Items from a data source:
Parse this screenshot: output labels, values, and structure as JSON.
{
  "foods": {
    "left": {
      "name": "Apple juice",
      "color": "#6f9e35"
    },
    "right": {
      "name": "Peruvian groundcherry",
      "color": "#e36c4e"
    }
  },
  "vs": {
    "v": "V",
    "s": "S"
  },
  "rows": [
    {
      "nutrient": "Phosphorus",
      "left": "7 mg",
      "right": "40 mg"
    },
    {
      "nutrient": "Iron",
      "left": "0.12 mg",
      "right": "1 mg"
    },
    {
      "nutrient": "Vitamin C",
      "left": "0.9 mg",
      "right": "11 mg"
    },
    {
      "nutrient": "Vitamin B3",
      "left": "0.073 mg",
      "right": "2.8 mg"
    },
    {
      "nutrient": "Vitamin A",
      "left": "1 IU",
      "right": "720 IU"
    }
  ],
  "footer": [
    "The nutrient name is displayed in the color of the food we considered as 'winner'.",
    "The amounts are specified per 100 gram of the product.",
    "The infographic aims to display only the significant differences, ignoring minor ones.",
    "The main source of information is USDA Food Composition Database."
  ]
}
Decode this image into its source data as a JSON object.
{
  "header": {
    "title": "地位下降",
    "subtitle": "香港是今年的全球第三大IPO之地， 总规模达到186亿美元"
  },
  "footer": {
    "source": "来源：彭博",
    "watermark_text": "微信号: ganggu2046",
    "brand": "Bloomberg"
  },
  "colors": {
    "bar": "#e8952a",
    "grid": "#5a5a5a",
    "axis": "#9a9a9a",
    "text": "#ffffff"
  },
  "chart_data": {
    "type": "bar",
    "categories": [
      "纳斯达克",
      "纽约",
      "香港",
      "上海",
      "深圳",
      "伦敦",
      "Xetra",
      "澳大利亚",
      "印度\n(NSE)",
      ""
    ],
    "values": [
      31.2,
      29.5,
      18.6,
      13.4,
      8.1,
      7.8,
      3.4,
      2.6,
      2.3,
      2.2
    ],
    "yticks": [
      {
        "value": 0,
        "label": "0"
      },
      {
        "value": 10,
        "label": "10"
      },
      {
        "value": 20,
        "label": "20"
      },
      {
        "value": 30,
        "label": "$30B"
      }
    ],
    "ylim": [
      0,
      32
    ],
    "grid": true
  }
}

◆ **DIRECTIONS**: Everything in the listing above should be restated exactly.

◆ **EXERCISE RESULT**:
Parse this screenshot: output labels, values, and structure as JSON.
{
  "foods": {
    "left": {
      "name": "Apple juice",
      "color": "#6f9e35"
    },
    "right": {
      "name": "Peruvian groundcherry",
      "color": "#e36c4e"
    }
  },
  "vs": {
    "v": "V",
    "s": "S"
  },
  "rows": [
    {
      "nutrient": "Phosphorus",
      "left": "7 mg",
      "right": "40 mg"
    },
    {
      "nutrient": "Iron",
      "left": "0.12 mg",
      "right": "1 mg"
    },
    {
      "nutrient": "Vitamin C",
      "left": "0.9 mg",
      "right": "11 mg"
    },
    {
      "nutrient": "Vitamin B3",
      "left": "0.073 mg",
      "right": "2.8 mg"
    },
    {
      "nutrient": "Vitamin A",
      "left": "1 IU",
      "right": "720 IU"
    }
  ],
  "footer": [
    "The nutrient name is displayed in the color of the food we considered as 'winner'.",
    "The amounts are specified per 100 gram of the product.",
    "The infographic aims to display only the significant differences, ignoring minor ones.",
    "The main source of information is USDA Food Composition Database."
  ]
}
Decode this image into its source data as a JSON object.
{
  "header": {
    "title": "地位下降",
    "subtitle": "香港是今年的全球第三大IPO之地， 总规模达到186亿美元"
  },
  "footer": {
    "source": "来源：彭博",
    "watermark_text": "微信号: ganggu2046",
    "brand": "Bloomberg"
  },
  "colors": {
    "bar": "#e8952a",
    "grid": "#5a5a5a",
    "axis": "#9a9a9a",
    "text": "#ffffff"
  },
  "chart_data": {
    "type": "bar",
    "categories": [
      "纳斯达克",
      "纽约",
      "香港",
      "上海",
      "深圳",
      "伦敦",
      "Xetra",
      "澳大利亚",
      "印度\n(NSE)",
      ""
    ],
    "values": [
      31.2,
      29.5,
      18.6,
      13.4,
      8.1,
      7.8,
      3.4,
      2.6,
      2.3,
      2.2
    ],
    "yticks": [
      {
        "value": 0,
        "label": "0"
      },
      {
        "value": 10,
        "label": "10"
      },
      {
        "value": 20,
        "label": "20"
      },
      {
        "value": 30,
        "label": "$30B"
      }
    ],
    "ylim": [
      0,
      32
    ],
    "grid": true
  }
}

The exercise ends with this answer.